Aim
Do any lines in the data below contain "апреля"? If so, copy every one of them.
Start Exercise input
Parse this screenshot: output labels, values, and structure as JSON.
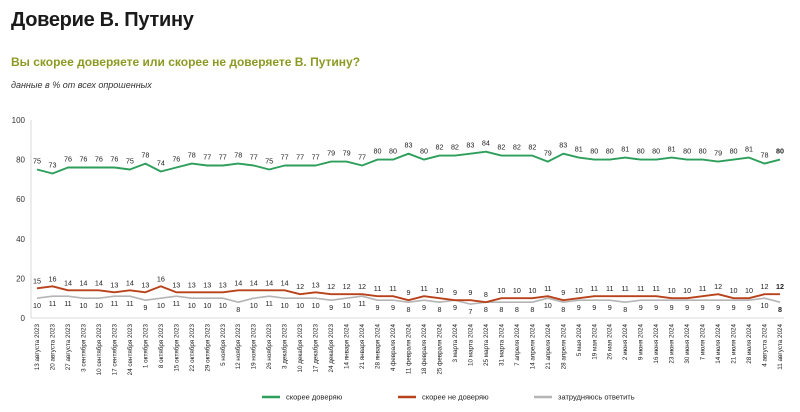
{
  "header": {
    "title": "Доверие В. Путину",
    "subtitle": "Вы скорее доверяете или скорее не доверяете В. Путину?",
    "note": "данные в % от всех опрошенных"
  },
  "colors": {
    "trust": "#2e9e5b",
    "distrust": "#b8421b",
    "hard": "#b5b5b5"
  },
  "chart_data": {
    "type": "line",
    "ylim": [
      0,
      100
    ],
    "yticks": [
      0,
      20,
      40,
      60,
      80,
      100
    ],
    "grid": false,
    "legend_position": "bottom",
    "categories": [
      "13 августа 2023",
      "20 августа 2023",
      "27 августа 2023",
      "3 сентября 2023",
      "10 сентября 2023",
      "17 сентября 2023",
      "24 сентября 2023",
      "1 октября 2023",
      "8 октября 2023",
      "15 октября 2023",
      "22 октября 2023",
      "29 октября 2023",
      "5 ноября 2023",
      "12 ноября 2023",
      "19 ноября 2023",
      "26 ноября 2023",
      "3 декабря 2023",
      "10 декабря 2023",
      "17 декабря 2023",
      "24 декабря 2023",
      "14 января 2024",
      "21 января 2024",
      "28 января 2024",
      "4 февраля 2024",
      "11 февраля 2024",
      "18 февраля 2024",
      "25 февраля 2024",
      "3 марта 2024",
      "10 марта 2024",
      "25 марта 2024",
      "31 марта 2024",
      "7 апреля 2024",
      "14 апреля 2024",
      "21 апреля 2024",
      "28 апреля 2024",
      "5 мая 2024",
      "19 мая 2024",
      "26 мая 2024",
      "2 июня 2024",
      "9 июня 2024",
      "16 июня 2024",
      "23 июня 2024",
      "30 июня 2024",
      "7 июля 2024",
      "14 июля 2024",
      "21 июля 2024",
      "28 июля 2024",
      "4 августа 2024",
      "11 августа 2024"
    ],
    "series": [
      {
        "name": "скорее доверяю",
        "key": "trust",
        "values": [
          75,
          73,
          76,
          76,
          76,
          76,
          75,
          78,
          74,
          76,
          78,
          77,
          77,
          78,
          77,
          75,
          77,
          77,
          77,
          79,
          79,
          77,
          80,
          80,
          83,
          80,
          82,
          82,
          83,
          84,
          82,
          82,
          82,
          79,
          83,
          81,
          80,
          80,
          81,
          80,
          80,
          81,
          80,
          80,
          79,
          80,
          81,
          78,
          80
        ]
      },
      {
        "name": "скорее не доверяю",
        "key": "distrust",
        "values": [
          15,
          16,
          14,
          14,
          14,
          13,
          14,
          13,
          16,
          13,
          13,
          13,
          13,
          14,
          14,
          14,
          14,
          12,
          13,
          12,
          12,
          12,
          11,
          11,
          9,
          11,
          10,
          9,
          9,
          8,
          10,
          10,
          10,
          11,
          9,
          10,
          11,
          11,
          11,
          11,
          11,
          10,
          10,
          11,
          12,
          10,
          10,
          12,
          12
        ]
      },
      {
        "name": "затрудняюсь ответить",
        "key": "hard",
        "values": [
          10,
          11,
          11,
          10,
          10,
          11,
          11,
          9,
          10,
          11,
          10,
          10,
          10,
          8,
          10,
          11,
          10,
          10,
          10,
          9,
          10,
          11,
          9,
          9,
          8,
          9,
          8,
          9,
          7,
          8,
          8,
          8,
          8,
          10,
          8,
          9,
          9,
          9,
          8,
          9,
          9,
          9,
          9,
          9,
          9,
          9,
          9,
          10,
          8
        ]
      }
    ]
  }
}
End Exercise input
Start Exercise input
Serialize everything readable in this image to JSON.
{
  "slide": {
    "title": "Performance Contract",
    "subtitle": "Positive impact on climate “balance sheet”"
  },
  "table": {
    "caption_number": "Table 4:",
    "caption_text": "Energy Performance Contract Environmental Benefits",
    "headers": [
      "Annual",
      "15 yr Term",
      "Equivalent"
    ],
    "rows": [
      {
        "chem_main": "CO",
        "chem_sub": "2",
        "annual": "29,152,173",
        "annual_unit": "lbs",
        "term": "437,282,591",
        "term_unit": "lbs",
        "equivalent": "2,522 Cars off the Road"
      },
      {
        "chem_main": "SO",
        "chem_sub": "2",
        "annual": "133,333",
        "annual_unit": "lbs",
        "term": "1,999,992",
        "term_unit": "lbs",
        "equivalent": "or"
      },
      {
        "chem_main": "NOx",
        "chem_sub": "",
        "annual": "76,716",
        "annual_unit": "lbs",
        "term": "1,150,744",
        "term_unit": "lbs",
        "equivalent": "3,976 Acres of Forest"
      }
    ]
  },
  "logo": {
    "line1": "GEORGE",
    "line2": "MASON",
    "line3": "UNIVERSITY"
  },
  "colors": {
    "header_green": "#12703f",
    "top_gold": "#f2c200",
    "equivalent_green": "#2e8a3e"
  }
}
End Exercise input
Task response
      "7 апреля 2024",
      "14 апреля 2024",
      "21 апреля 2024",
      "28 апреля 2024",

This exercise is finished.